#### Exercise brief
Please transcribe the listing below in full and word for word, without its pictures.

#### Dataset records
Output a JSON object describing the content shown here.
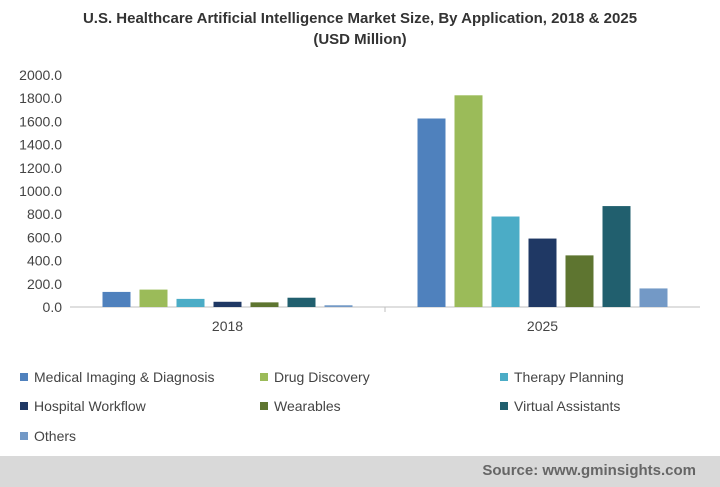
{
  "header": {
    "title_line1": "U.S. Healthcare Artificial Intelligence Market Size, By Application, 2018 & 2025",
    "title_line2": "(USD Million)"
  },
  "footer": {
    "source": "Source: www.gminsights.com"
  },
  "chart_data": {
    "type": "bar",
    "title": "U.S. Healthcare Artificial Intelligence Market Size, By Application, 2018 & 2025 (USD Million)",
    "categories": [
      "2018",
      "2025"
    ],
    "ylim": [
      0,
      2000
    ],
    "yticks": [
      "0.0",
      "200.0",
      "400.0",
      "600.0",
      "800.0",
      "1000.0",
      "1200.0",
      "1400.0",
      "1600.0",
      "1800.0",
      "2000.0"
    ],
    "grid": false,
    "legend": "bottom",
    "series": [
      {
        "name": "Medical Imaging & Diagnosis",
        "color": "#4f81bd",
        "values": [
          130,
          1625
        ]
      },
      {
        "name": "Drug Discovery",
        "color": "#9bbb59",
        "values": [
          150,
          1825
        ]
      },
      {
        "name": "Therapy Planning",
        "color": "#4bacc6",
        "values": [
          70,
          780
        ]
      },
      {
        "name": "Hospital Workflow",
        "color": "#1f3864",
        "values": [
          45,
          590
        ]
      },
      {
        "name": "Wearables",
        "color": "#5e7530",
        "values": [
          40,
          445
        ]
      },
      {
        "name": "Virtual Assistants",
        "color": "#215f6e",
        "values": [
          80,
          870
        ]
      },
      {
        "name": "Others",
        "color": "#7399c6",
        "values": [
          15,
          160
        ]
      }
    ]
  }
}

#### Written response
Output a JSON object describing the content shown here.
{
  "header": {
    "title_line1": "U.S. Healthcare Artificial Intelligence Market Size, By Application, 2018 & 2025",
    "title_line2": "(USD Million)"
  },
  "footer": {
    "source": "Source: www.gminsights.com"
  },
  "chart_data": {
    "type": "bar",
    "title": "U.S. Healthcare Artificial Intelligence Market Size, By Application, 2018 & 2025 (USD Million)",
    "categories": [
      "2018",
      "2025"
    ],
    "ylim": [
      0,
      2000
    ],
    "yticks": [
      "0.0",
      "200.0",
      "400.0",
      "600.0",
      "800.0",
      "1000.0",
      "1200.0",
      "1400.0",
      "1600.0",
      "1800.0",
      "2000.0"
    ],
    "grid": false,
    "legend": "bottom",
    "series": [
      {
        "name": "Medical Imaging & Diagnosis",
        "color": "#4f81bd",
        "values": [
          130,
          1625
        ]
      },
      {
        "name": "Drug Discovery",
        "color": "#9bbb59",
        "values": [
          150,
          1825
        ]
      },
      {
        "name": "Therapy Planning",
        "color": "#4bacc6",
        "values": [
          70,
          780
        ]
      },
      {
        "name": "Hospital Workflow",
        "color": "#1f3864",
        "values": [
          45,
          590
        ]
      },
      {
        "name": "Wearables",
        "color": "#5e7530",
        "values": [
          40,
          445
        ]
      },
      {
        "name": "Virtual Assistants",
        "color": "#215f6e",
        "values": [
          80,
          870
        ]
      },
      {
        "name": "Others",
        "color": "#7399c6",
        "values": [
          15,
          160
        ]
      }
    ]
  }
}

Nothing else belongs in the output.